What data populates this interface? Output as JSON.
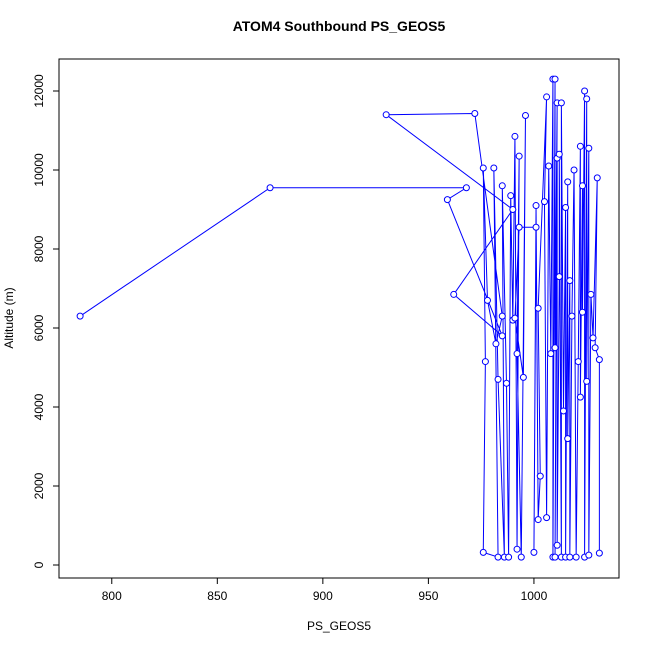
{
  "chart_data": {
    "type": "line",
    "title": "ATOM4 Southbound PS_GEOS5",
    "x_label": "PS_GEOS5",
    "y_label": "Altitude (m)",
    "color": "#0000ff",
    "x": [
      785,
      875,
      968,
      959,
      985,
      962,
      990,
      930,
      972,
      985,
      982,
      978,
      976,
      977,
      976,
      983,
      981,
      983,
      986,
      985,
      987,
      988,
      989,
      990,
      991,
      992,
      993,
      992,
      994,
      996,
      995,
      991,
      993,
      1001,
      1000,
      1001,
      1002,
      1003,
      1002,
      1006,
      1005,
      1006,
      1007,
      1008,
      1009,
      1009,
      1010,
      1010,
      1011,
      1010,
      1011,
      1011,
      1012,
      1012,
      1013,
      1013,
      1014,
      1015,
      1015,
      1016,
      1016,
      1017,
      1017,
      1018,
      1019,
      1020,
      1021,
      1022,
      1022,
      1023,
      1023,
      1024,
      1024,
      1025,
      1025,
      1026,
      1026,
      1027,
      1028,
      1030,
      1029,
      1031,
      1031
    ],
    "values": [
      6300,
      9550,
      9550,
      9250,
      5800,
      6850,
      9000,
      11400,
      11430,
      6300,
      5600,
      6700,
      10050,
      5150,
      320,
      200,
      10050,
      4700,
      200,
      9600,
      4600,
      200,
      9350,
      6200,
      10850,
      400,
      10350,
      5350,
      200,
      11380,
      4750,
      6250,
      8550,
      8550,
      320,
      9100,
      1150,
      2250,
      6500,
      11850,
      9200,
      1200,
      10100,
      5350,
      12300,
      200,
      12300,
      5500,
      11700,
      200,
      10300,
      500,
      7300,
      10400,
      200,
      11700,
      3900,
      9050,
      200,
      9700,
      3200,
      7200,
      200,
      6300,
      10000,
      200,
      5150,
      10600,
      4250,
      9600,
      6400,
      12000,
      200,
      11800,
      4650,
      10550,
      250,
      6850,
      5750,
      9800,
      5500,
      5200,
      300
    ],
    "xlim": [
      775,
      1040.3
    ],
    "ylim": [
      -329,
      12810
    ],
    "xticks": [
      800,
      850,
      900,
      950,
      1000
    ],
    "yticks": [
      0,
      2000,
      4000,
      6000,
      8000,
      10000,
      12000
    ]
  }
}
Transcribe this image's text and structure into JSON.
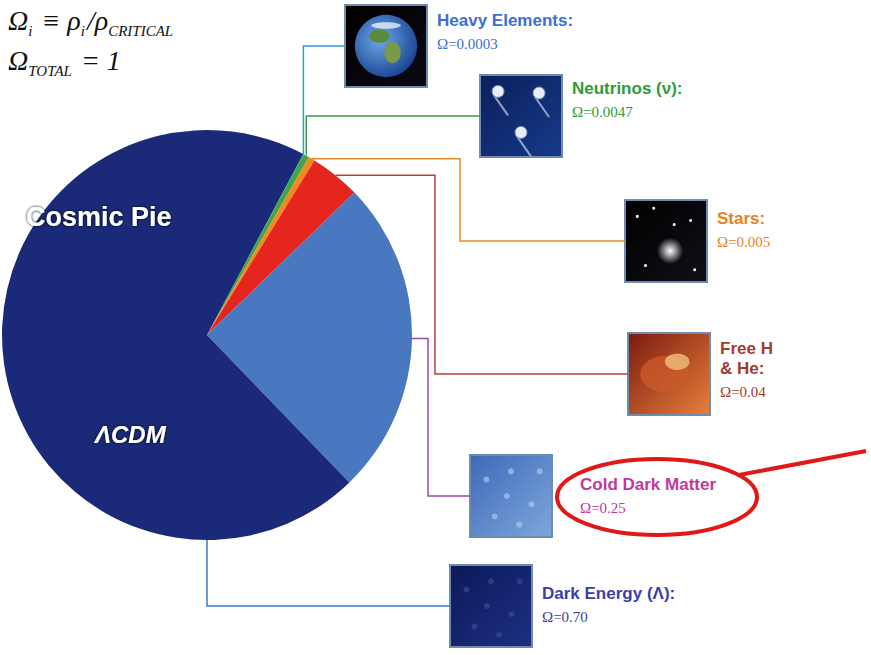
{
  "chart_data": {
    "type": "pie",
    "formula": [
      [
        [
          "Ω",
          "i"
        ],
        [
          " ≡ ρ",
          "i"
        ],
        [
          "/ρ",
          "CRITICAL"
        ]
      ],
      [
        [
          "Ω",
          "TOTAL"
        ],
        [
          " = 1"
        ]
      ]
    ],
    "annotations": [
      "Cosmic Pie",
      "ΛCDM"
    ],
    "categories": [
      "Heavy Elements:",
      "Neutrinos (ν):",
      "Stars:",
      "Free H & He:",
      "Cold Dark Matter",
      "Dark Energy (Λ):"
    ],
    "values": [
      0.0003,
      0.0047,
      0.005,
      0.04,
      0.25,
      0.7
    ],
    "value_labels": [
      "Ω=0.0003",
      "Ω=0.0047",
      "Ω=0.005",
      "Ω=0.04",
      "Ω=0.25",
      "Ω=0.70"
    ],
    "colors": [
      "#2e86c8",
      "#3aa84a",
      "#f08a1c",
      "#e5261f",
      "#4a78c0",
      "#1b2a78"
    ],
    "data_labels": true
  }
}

* * * * *

*Exercise directions*
Only a number is wanted here: how many lines in the data above include the string "this"?

*The output*
2